| PROBLEM DETAILS |
Copy the material from the line with "list each element" up to and including the line with "- legend-item-median: Median: [215, 19, 290, 33]", keeping every character unchanged.

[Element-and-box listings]
══════════════════════════════

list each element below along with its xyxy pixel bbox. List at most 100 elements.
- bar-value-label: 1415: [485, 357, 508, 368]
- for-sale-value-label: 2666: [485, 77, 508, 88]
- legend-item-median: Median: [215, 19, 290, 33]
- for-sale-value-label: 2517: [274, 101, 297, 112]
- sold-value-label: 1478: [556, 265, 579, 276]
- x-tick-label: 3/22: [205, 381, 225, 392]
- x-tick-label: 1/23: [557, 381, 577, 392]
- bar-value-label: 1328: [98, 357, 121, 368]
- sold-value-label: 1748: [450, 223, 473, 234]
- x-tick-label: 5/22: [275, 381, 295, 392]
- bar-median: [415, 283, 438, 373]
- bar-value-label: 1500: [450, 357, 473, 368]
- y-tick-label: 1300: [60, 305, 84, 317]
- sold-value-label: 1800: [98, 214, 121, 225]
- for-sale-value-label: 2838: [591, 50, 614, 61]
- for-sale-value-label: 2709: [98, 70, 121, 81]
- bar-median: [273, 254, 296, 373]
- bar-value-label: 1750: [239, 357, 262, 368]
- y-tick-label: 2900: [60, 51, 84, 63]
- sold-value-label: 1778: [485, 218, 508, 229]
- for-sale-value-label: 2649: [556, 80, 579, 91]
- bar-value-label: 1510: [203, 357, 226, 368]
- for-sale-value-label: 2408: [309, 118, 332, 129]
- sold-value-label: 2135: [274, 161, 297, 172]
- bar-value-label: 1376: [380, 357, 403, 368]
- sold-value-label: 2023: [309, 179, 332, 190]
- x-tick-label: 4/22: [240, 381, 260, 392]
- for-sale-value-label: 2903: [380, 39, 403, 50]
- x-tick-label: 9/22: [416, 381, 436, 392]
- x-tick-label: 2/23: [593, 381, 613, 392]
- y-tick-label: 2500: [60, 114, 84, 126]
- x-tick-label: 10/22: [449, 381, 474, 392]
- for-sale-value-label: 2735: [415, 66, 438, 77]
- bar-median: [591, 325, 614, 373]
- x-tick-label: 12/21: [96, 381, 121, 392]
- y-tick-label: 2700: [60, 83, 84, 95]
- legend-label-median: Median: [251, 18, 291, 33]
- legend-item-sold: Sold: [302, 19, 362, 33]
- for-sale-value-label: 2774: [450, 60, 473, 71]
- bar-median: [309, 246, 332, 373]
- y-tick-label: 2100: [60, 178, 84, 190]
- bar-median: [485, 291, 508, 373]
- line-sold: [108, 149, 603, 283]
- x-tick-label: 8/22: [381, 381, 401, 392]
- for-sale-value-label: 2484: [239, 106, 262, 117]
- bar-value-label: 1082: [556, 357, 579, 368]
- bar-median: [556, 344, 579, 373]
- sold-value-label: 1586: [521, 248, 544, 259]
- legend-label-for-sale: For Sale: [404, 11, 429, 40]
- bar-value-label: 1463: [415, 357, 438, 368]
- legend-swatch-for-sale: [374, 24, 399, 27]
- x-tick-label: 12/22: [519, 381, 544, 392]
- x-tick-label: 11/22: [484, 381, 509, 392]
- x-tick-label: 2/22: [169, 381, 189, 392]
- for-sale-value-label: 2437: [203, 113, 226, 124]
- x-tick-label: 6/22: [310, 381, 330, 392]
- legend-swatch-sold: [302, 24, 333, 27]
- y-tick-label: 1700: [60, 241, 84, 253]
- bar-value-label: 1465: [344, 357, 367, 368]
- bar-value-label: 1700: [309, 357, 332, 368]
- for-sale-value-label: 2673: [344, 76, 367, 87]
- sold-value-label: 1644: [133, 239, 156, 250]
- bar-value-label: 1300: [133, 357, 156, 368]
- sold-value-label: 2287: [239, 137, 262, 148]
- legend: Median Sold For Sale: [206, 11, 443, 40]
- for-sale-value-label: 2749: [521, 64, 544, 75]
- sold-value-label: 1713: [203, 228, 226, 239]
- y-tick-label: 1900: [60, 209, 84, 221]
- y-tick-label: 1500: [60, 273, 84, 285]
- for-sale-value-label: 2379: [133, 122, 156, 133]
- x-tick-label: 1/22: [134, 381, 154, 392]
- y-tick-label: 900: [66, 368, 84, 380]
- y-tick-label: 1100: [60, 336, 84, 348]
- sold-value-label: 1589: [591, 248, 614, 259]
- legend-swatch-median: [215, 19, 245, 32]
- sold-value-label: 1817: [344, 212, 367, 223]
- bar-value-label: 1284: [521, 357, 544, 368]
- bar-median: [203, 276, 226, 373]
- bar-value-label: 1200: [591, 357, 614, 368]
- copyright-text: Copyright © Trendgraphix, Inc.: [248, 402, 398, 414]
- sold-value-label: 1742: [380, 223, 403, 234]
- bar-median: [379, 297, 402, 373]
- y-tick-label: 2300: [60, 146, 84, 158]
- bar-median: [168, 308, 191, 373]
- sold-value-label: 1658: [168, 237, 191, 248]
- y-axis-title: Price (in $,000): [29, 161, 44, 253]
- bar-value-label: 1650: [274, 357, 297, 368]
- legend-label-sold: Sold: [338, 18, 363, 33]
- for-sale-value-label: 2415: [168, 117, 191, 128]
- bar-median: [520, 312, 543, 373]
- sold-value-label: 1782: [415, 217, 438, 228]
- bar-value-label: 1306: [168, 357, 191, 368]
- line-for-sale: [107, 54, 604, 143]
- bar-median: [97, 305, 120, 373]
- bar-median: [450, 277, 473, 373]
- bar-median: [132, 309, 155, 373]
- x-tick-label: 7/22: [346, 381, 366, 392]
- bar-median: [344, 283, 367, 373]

══════════════════════════════

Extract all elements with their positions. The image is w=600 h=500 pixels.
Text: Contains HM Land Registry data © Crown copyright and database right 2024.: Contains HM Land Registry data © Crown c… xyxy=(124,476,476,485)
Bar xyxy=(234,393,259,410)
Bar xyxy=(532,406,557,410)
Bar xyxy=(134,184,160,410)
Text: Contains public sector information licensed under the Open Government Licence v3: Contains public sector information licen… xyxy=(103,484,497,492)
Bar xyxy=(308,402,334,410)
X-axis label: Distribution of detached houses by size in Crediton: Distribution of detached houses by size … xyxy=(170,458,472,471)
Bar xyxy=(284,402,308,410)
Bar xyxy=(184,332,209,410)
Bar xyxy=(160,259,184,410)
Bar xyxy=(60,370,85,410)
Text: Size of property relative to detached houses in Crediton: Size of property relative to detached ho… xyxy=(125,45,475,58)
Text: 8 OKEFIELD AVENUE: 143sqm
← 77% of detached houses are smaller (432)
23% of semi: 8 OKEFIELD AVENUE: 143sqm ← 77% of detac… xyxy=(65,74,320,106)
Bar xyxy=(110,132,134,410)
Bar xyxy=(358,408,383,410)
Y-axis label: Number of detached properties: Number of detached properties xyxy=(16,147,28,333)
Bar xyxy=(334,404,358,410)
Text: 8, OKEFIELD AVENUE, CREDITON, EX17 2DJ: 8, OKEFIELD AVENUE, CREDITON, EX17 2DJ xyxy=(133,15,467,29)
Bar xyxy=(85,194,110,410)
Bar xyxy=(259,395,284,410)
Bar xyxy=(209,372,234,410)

══════════════════════════════

| WORKED ANSWER |
list each element below along with its xyxy pixel bbox. List at most 100 elements.
- bar-value-label: 1415: [485, 357, 508, 368]
- for-sale-value-label: 2666: [485, 77, 508, 88]
- legend-item-median: Median: [215, 19, 290, 33]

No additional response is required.